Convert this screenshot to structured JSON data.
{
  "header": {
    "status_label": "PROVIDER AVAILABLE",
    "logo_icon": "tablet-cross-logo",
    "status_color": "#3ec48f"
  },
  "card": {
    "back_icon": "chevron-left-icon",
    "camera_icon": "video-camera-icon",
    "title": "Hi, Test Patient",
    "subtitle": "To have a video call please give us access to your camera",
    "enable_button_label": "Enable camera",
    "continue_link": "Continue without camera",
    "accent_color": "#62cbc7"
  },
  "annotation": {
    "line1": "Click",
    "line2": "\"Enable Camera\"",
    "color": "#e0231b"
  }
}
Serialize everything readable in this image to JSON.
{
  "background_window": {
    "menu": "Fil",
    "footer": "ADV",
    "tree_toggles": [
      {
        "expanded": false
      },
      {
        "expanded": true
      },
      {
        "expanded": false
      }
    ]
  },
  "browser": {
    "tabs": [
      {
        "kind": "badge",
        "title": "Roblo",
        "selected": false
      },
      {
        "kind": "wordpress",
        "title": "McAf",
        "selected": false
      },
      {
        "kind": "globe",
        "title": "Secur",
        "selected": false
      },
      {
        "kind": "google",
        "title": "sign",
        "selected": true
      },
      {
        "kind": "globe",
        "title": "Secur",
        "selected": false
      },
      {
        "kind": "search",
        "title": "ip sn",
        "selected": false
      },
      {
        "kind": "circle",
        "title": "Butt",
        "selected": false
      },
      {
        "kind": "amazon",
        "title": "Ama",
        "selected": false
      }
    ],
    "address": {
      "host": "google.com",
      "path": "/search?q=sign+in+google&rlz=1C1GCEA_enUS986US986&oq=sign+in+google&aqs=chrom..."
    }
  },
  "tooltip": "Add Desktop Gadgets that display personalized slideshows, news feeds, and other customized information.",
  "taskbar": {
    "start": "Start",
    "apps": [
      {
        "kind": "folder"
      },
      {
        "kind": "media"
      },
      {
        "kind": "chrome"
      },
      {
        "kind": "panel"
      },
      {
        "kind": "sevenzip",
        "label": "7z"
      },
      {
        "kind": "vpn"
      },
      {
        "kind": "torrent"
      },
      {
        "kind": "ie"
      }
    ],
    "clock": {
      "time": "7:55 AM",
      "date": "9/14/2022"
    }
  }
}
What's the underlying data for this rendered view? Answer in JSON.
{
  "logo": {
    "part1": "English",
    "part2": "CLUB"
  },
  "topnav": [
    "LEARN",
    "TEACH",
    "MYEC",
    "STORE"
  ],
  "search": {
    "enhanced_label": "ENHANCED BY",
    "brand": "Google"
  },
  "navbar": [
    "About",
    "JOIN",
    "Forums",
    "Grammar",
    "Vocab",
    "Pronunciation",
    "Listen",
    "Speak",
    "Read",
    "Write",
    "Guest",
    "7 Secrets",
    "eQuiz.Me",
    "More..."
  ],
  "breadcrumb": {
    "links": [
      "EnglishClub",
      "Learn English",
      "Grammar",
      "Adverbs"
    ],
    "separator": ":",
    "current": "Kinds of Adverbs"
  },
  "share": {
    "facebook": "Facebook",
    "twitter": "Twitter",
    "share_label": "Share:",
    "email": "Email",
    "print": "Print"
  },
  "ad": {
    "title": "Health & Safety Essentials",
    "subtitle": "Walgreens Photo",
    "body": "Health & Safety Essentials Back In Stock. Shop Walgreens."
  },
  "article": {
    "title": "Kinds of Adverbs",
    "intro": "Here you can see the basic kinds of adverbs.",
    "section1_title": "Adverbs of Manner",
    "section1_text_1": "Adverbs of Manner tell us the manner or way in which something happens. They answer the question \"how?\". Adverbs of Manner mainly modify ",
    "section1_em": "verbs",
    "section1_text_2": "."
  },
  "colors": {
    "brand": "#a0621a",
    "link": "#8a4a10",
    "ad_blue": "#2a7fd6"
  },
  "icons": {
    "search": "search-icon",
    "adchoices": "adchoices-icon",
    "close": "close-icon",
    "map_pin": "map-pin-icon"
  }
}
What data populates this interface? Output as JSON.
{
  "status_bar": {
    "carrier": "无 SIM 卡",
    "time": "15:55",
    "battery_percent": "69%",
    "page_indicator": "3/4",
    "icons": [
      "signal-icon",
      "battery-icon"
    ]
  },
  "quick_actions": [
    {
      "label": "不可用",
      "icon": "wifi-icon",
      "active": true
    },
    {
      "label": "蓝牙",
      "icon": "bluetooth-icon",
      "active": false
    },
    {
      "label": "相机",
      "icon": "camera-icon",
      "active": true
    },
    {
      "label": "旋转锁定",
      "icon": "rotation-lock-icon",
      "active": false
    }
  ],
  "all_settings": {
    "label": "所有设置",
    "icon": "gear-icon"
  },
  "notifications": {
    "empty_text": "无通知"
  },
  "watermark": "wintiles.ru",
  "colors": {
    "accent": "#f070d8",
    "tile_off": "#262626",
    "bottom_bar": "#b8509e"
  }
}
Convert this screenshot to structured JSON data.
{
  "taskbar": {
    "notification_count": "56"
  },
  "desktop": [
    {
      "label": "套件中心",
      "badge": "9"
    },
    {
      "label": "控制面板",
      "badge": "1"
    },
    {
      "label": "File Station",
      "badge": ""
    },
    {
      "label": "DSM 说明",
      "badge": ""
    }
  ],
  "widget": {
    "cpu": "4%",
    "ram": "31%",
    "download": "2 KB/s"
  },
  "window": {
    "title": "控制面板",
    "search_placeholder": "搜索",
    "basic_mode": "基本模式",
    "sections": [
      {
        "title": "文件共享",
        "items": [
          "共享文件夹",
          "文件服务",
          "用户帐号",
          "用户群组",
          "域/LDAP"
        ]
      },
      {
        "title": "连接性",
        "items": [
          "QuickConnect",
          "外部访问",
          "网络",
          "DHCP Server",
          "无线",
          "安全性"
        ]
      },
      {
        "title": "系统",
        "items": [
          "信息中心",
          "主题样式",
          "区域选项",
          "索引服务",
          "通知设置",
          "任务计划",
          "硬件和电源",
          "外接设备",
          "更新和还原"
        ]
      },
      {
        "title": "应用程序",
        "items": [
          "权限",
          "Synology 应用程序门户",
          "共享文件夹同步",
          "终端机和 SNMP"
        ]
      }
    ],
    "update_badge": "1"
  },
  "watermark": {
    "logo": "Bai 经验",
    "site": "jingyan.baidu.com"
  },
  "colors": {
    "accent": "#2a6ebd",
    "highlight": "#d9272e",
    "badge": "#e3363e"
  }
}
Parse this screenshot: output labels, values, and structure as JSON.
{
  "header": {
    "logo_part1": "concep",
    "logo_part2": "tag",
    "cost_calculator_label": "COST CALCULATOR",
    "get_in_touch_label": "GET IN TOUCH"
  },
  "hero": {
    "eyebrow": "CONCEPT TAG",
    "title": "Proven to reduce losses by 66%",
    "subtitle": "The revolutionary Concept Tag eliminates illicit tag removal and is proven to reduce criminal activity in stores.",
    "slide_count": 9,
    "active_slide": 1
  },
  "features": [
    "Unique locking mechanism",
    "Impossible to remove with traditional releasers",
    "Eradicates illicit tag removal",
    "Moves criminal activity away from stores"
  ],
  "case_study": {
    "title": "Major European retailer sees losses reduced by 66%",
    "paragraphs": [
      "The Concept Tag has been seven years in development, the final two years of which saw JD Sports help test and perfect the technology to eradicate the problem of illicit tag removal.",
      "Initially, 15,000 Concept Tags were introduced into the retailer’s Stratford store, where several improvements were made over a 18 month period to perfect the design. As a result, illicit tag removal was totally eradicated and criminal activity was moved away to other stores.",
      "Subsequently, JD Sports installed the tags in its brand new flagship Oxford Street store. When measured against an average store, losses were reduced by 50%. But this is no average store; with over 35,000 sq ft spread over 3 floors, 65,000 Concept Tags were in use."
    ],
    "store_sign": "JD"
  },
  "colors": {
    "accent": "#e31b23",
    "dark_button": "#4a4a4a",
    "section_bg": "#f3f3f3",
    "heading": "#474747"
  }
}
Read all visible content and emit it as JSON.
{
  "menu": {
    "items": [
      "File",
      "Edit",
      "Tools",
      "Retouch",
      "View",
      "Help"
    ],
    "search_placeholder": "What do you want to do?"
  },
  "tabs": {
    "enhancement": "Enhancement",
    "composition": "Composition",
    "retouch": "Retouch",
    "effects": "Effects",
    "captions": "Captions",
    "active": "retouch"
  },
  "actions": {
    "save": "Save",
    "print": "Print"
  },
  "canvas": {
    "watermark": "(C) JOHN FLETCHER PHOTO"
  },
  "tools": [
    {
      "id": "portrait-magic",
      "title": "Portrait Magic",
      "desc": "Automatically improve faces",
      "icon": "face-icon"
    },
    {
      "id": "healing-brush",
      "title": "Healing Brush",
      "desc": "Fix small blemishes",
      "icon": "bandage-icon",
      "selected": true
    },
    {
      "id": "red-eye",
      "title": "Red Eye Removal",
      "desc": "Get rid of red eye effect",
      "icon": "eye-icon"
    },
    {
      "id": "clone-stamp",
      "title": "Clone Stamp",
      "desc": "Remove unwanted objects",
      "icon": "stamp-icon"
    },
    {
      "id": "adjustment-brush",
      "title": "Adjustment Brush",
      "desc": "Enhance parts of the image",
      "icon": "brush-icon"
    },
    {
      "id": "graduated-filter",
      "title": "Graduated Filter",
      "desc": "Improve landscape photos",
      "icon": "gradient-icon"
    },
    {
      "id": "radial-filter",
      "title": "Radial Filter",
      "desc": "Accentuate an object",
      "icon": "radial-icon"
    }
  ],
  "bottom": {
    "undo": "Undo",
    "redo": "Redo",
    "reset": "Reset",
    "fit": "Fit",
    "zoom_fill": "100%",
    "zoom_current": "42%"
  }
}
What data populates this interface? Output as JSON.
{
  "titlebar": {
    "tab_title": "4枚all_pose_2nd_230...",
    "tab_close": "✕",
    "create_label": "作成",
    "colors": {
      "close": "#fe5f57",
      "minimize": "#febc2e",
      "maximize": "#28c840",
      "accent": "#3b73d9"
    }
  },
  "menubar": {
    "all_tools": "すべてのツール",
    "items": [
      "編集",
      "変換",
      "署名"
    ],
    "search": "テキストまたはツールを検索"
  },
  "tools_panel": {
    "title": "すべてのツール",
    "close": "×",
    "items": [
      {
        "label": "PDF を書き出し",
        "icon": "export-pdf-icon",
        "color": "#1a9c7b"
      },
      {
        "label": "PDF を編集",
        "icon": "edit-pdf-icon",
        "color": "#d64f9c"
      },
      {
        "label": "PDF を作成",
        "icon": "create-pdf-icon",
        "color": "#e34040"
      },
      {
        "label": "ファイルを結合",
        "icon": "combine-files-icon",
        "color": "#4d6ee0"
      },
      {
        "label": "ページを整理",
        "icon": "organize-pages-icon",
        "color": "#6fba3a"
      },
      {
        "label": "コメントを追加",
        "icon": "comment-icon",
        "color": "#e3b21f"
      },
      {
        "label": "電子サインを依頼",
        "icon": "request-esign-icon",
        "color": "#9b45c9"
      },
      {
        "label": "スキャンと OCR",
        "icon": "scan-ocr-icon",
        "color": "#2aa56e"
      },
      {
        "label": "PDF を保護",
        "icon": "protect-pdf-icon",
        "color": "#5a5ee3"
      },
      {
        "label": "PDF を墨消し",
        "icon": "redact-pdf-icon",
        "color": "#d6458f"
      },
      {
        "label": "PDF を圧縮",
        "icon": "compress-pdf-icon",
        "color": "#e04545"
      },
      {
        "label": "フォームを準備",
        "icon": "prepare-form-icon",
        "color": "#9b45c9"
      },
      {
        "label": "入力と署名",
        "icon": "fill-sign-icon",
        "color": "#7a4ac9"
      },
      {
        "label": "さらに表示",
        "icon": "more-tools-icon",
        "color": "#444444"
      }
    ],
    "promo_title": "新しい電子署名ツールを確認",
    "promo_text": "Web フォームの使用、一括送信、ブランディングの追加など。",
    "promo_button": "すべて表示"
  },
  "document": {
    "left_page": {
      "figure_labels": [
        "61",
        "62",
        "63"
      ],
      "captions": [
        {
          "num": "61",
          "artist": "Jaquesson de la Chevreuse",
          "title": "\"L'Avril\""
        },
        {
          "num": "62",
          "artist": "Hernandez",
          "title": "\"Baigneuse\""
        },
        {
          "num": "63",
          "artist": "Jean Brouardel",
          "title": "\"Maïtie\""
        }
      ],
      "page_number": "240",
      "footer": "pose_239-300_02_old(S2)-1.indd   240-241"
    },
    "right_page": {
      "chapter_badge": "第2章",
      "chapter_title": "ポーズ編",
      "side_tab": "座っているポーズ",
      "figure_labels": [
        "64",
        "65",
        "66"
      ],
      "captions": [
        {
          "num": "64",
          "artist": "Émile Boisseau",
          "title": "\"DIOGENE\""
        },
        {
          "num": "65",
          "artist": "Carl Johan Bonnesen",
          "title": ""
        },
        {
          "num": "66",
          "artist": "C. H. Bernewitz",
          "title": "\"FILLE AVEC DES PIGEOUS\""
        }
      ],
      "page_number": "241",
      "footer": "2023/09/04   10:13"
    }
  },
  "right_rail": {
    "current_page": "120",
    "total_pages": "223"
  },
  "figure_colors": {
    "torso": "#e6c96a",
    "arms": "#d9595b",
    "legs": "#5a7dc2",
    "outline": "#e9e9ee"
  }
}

- - -

Problem to solve => Check every line of the data, and copy the ones that contain "reduced".

Written response =>
    "title": "Major European retailer sees losses reduced by 66%",
      "Subsequently, JD Sports installed the tags in its brand new flagship Oxford Street store. When measured against an average store, losses were reduced by 50%. But this is no average store; with over 35,000 sq ft spread over 3 floors, 65,000 Concept Tags were in use."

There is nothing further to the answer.